#### Items stored from a collection:
____________

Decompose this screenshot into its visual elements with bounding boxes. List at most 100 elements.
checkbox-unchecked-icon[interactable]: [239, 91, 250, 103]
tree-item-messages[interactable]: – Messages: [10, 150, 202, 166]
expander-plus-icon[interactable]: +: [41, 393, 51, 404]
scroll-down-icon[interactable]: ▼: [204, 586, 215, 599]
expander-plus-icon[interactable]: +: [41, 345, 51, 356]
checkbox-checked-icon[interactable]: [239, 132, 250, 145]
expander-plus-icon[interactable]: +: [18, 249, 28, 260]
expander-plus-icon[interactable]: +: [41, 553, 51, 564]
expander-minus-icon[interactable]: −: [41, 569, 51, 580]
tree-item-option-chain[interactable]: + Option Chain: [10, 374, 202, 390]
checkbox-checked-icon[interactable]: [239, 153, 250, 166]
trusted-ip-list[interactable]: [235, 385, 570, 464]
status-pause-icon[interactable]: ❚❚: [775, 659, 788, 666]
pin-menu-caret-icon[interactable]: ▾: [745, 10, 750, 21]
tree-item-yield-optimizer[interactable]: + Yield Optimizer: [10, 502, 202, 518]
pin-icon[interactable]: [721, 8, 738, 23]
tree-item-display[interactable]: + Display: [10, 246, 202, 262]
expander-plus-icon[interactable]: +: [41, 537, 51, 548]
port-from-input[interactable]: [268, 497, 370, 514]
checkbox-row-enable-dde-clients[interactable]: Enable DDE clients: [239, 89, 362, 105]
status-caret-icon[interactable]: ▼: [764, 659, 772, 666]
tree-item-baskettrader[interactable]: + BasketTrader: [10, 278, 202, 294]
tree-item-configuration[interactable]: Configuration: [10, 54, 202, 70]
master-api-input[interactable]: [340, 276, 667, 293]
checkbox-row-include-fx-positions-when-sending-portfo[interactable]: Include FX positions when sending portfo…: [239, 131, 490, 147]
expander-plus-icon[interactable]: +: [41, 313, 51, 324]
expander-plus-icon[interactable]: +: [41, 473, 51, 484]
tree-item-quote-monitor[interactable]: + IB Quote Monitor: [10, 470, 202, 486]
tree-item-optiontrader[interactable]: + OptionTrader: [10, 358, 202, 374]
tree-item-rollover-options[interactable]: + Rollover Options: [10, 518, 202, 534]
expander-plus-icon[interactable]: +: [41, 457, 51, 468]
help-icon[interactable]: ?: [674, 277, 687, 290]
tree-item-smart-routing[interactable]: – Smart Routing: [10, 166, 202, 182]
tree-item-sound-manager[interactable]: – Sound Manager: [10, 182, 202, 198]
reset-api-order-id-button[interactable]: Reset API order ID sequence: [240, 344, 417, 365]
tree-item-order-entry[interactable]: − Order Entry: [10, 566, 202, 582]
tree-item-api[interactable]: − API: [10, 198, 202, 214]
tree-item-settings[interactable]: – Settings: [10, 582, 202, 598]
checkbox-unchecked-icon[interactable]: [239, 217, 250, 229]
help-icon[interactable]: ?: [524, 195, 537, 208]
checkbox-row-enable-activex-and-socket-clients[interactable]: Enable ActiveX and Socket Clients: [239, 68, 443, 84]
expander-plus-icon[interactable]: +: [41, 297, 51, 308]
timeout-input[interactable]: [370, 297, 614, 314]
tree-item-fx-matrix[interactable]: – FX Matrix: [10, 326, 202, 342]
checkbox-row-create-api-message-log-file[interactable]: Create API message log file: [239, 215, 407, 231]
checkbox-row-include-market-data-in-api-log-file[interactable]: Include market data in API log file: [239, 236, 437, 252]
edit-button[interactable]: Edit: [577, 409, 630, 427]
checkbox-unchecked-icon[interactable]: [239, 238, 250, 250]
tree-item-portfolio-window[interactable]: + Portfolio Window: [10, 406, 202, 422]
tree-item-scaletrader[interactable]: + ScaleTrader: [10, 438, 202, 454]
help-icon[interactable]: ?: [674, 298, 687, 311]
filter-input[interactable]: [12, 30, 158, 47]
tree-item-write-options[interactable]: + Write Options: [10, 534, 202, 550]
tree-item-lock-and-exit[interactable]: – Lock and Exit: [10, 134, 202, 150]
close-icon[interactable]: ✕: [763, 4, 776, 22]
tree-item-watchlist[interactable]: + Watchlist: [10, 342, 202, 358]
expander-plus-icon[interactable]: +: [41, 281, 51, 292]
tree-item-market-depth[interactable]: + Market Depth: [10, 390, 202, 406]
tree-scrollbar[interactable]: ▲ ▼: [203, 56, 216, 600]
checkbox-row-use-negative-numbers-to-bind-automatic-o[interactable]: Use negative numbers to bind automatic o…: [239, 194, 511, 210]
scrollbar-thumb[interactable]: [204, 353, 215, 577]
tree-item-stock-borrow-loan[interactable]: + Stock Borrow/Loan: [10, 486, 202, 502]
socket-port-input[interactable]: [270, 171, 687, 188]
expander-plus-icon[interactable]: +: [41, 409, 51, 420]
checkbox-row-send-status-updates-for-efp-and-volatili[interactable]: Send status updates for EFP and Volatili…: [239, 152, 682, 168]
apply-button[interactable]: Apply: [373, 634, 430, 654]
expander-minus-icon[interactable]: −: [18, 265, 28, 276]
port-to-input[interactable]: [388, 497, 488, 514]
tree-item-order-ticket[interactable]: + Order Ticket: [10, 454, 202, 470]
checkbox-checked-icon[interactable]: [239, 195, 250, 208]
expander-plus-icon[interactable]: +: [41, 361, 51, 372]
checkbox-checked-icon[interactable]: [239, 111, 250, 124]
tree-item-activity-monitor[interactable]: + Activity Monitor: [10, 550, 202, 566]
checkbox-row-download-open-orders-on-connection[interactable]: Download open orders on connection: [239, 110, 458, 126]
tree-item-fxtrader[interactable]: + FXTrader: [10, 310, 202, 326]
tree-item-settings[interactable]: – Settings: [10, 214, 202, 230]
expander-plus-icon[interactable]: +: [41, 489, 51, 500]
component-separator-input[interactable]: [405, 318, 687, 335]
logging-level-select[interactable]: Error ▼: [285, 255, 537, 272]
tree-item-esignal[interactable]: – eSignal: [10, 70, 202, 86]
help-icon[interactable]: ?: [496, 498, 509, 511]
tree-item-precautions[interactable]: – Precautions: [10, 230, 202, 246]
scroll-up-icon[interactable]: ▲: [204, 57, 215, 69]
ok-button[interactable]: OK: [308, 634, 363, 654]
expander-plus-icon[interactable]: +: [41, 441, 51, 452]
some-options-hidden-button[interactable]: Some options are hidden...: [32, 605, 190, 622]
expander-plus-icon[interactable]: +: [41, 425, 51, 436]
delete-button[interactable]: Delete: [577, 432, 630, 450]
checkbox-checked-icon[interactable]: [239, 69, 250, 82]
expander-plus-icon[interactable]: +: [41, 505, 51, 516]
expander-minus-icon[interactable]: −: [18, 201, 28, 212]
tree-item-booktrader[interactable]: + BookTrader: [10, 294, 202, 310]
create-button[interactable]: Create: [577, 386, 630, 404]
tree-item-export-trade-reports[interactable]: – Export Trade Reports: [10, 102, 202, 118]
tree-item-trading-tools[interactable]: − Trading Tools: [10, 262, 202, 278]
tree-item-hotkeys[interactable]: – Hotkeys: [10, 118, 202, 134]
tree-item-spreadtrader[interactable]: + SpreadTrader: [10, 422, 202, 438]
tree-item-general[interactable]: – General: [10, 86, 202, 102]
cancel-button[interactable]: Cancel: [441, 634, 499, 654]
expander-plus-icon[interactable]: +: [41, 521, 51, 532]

____________

#### What is asked:
Format every line of the listing above as a Markdown table with two columns, Row and Line, where Row holds a running number and Line holds the line. Omit any blank lines.

#### The result:
| Row | Line |
|---|---|
| 1 | Decompose this screenshot into its visual elements with bounding boxes. List at most 100 elements. |
| 2 | checkbox-unchecked-icon[interactable]: [239, 91, 250, 103] |
| 3 | tree-item-messages[interactable]: – Messages: [10, 150, 202, 166] |
| 4 | expander-plus-icon[interactable]: +: [41, 393, 51, 404] |
| 5 | scroll-down-icon[interactable]: ▼: [204, 586, 215, 599] |
| 6 | expander-plus-icon[interactable]: +: [41, 345, 51, 356] |
| 7 | checkbox-checked-icon[interactable]: [239, 132, 250, 145] |
| 8 | expander-plus-icon[interactable]: +: [18, 249, 28, 260] |
| 9 | expander-plus-icon[interactable]: +: [41, 553, 51, 564] |
| 10 | expander-minus-icon[interactable]: −: [41, 569, 51, 580] |
| 11 | tree-item-option-chain[interactable]: + Option Chain: [10, 374, 202, 390] |
| 12 | checkbox-checked-icon[interactable]: [239, 153, 250, 166] |
| 13 | trusted-ip-list[interactable]: [235, 385, 570, 464] |
| 14 | status-pause-icon[interactable]: ❚❚: [775, 659, 788, 666] |
| 15 | pin-menu-caret-icon[interactable]: ▾: [745, 10, 750, 21] |
| 16 | tree-item-yield-optimizer[interactable]: + Yield Optimizer: [10, 502, 202, 518] |
| 17 | pin-icon[interactable]: [721, 8, 738, 23] |
| 18 | tree-item-display[interactable]: + Display: [10, 246, 202, 262] |
| 19 | expander-plus-icon[interactable]: +: [41, 537, 51, 548] |
| 20 | port-from-input[interactable]: [268, 497, 370, 514] |
| 21 | checkbox-row-enable-dde-clients[interactable]: Enable DDE clients: [239, 89, 362, 105] |
| 22 | status-caret-icon[interactable]: ▼: [764, 659, 772, 666] |
| 23 | tree-item-baskettrader[interactable]: + BasketTrader: [10, 278, 202, 294] |
| 24 | tree-item-configuration[interactable]: Configuration: [10, 54, 202, 70] |
| 25 | master-api-input[interactable]: [340, 276, 667, 293] |
| 26 | checkbox-row-include-fx-positions-when-sending-portfo[interactable]: Include FX positions when sending portfo…: [239, 131, 490, 147] |
| 27 | expander-plus-icon[interactable]: +: [41, 313, 51, 324] |
| 28 | expander-plus-icon[interactable]: +: [41, 473, 51, 484] |
| 29 | tree-item-quote-monitor[interactable]: + IB Quote Monitor: [10, 470, 202, 486] |
| 30 | tree-item-optiontrader[interactable]: + OptionTrader: [10, 358, 202, 374] |
| 31 | tree-item-rollover-options[interactable]: + Rollover Options: [10, 518, 202, 534] |
| 32 | expander-plus-icon[interactable]: +: [41, 457, 51, 468] |
| 33 | help-icon[interactable]: ?: [674, 277, 687, 290] |
| 34 | tree-item-smart-routing[interactable]: – Smart Routing: [10, 166, 202, 182] |
| 35 | tree-item-sound-manager[interactable]: – Sound Manager: [10, 182, 202, 198] |
| 36 | reset-api-order-id-button[interactable]: Reset API order ID sequence: [240, 344, 417, 365] |
| 37 | tree-item-order-entry[interactable]: − Order Entry: [10, 566, 202, 582] |
| 38 | tree-item-api[interactable]: − API: [10, 198, 202, 214] |
| 39 | tree-item-settings[interactable]: – Settings: [10, 582, 202, 598] |
| 40 | checkbox-unchecked-icon[interactable]: [239, 217, 250, 229] |
| 41 | help-icon[interactable]: ?: [524, 195, 537, 208] |
| 42 | checkbox-row-enable-activex-and-socket-clients[interactable]: Enable ActiveX and Socket Clients: [239, 68, 443, 84] |
| 43 | expander-plus-icon[interactable]: +: [41, 297, 51, 308] |
| 44 | timeout-input[interactable]: [370, 297, 614, 314] |
| 45 | tree-item-fx-matrix[interactable]: – FX Matrix: [10, 326, 202, 342] |
| 46 | checkbox-row-create-api-message-log-file[interactable]: Create API message log file: [239, 215, 407, 231] |
| 47 | checkbox-row-include-market-data-in-api-log-file[interactable]: Include market data in API log file: [239, 236, 437, 252] |
| 48 | edit-button[interactable]: Edit: [577, 409, 630, 427] |
| 49 | checkbox-unchecked-icon[interactable]: [239, 238, 250, 250] |
| 50 | tree-item-portfolio-window[interactable]: + Portfolio Window: [10, 406, 202, 422] |
| 51 | tree-item-scaletrader[interactable]: + ScaleTrader: [10, 438, 202, 454] |
| 52 | help-icon[interactable]: ?: [674, 298, 687, 311] |
| 53 | filter-input[interactable]: [12, 30, 158, 47] |
| 54 | tree-item-write-options[interactable]: + Write Options: [10, 534, 202, 550] |
| 55 | tree-item-lock-and-exit[interactable]: – Lock and Exit: [10, 134, 202, 150] |
| 56 | close-icon[interactable]: ✕: [763, 4, 776, 22] |
| 57 | tree-item-watchlist[interactable]: + Watchlist: [10, 342, 202, 358] |
| 58 | expander-plus-icon[interactable]: +: [41, 281, 51, 292] |
| 59 | tree-item-market-depth[interactable]: + Market Depth: [10, 390, 202, 406] |
| 60 | tree-scrollbar[interactable]: ▲ ▼: [203, 56, 216, 600] |
| 61 | checkbox-row-use-negative-numbers-to-bind-automatic-o[interactable]: Use negative numbers to bind automatic o…: [239, 194, 511, 210] |
| 62 | scrollbar-thumb[interactable]: [204, 353, 215, 577] |
| 63 | tree-item-stock-borrow-loan[interactable]: + Stock Borrow/Loan: [10, 486, 202, 502] |
| 64 | socket-port-input[interactable]: [270, 171, 687, 188] |
| 65 | expander-plus-icon[interactable]: +: [41, 409, 51, 420] |
| 66 | checkbox-row-send-status-updates-for-efp-and-volatili[interactable]: Send status updates for EFP and Volatili…: [239, 152, 682, 168] |
| 67 | apply-button[interactable]: Apply: [373, 634, 430, 654] |
| 68 | expander-minus-icon[interactable]: −: [18, 265, 28, 276] |
| 69 | port-to-input[interactable]: [388, 497, 488, 514] |
| 70 | tree-item-order-ticket[interactable]: + Order Ticket: [10, 454, 202, 470] |
| 71 | checkbox-checked-icon[interactable]: [239, 195, 250, 208] |
| 72 | expander-plus-icon[interactable]: +: [41, 361, 51, 372] |
| 73 | checkbox-checked-icon[interactable]: [239, 111, 250, 124] |
| 74 | tree-item-activity-monitor[interactable]: + Activity Monitor: [10, 550, 202, 566] |
| 75 | checkbox-row-download-open-orders-on-connection[interactable]: Download open orders on connection: [239, 110, 458, 126] |
| 76 | tree-item-fxtrader[interactable]: + FXTrader: [10, 310, 202, 326] |
| 77 | tree-item-settings[interactable]: – Settings: [10, 214, 202, 230] |
| 78 | expander-plus-icon[interactable]: +: [41, 489, 51, 500] |
| 79 | component-separator-input[interactable]: [405, 318, 687, 335] |
| 80 | logging-level-select[interactable]: Error ▼: [285, 255, 537, 272] |
| 81 | tree-item-esignal[interactable]: – eSignal: [10, 70, 202, 86] |
| 82 | help-icon[interactable]: ?: [496, 498, 509, 511] |
| 83 | tree-item-precautions[interactable]: – Precautions: [10, 230, 202, 246] |
| 84 | scroll-up-icon[interactable]: ▲: [204, 57, 215, 69] |
| 85 | ok-button[interactable]: OK: [308, 634, 363, 654] |
| 86 | expander-plus-icon[interactable]: +: [41, 441, 51, 452] |
| 87 | some-options-hidden-button[interactable]: Some options are hidden...: [32, 605, 190, 622] |
| 88 | expander-plus-icon[interactable]: +: [41, 425, 51, 436] |
| 89 | delete-button[interactable]: Delete: [577, 432, 630, 450] |
| 90 | checkbox-checked-icon[interactable]: [239, 69, 250, 82] |
| 91 | expander-plus-icon[interactable]: +: [41, 505, 51, 516] |
| 92 | expander-minus-icon[interactable]: −: [18, 201, 28, 212] |
| 93 | tree-item-booktrader[interactable]: + BookTrader: [10, 294, 202, 310] |
| 94 | create-button[interactable]: Create: [577, 386, 630, 404] |
| 95 | tree-item-export-trade-reports[interactable]: – Export Trade Reports: [10, 102, 202, 118] |
| 96 | tree-item-trading-tools[interactable]: − Trading Tools: [10, 262, 202, 278] |
| 97 | tree-item-hotkeys[interactable]: – Hotkeys: [10, 118, 202, 134] |
| 98 | tree-item-spreadtrader[interactable]: + SpreadTrader: [10, 422, 202, 438] |
| 99 | tree-item-general[interactable]: – General: [10, 86, 202, 102] |
| 100 | cancel-button[interactable]: Cancel: [441, 634, 499, 654] |
| 101 | expander-plus-icon[interactable]: +: [41, 521, 51, 532] |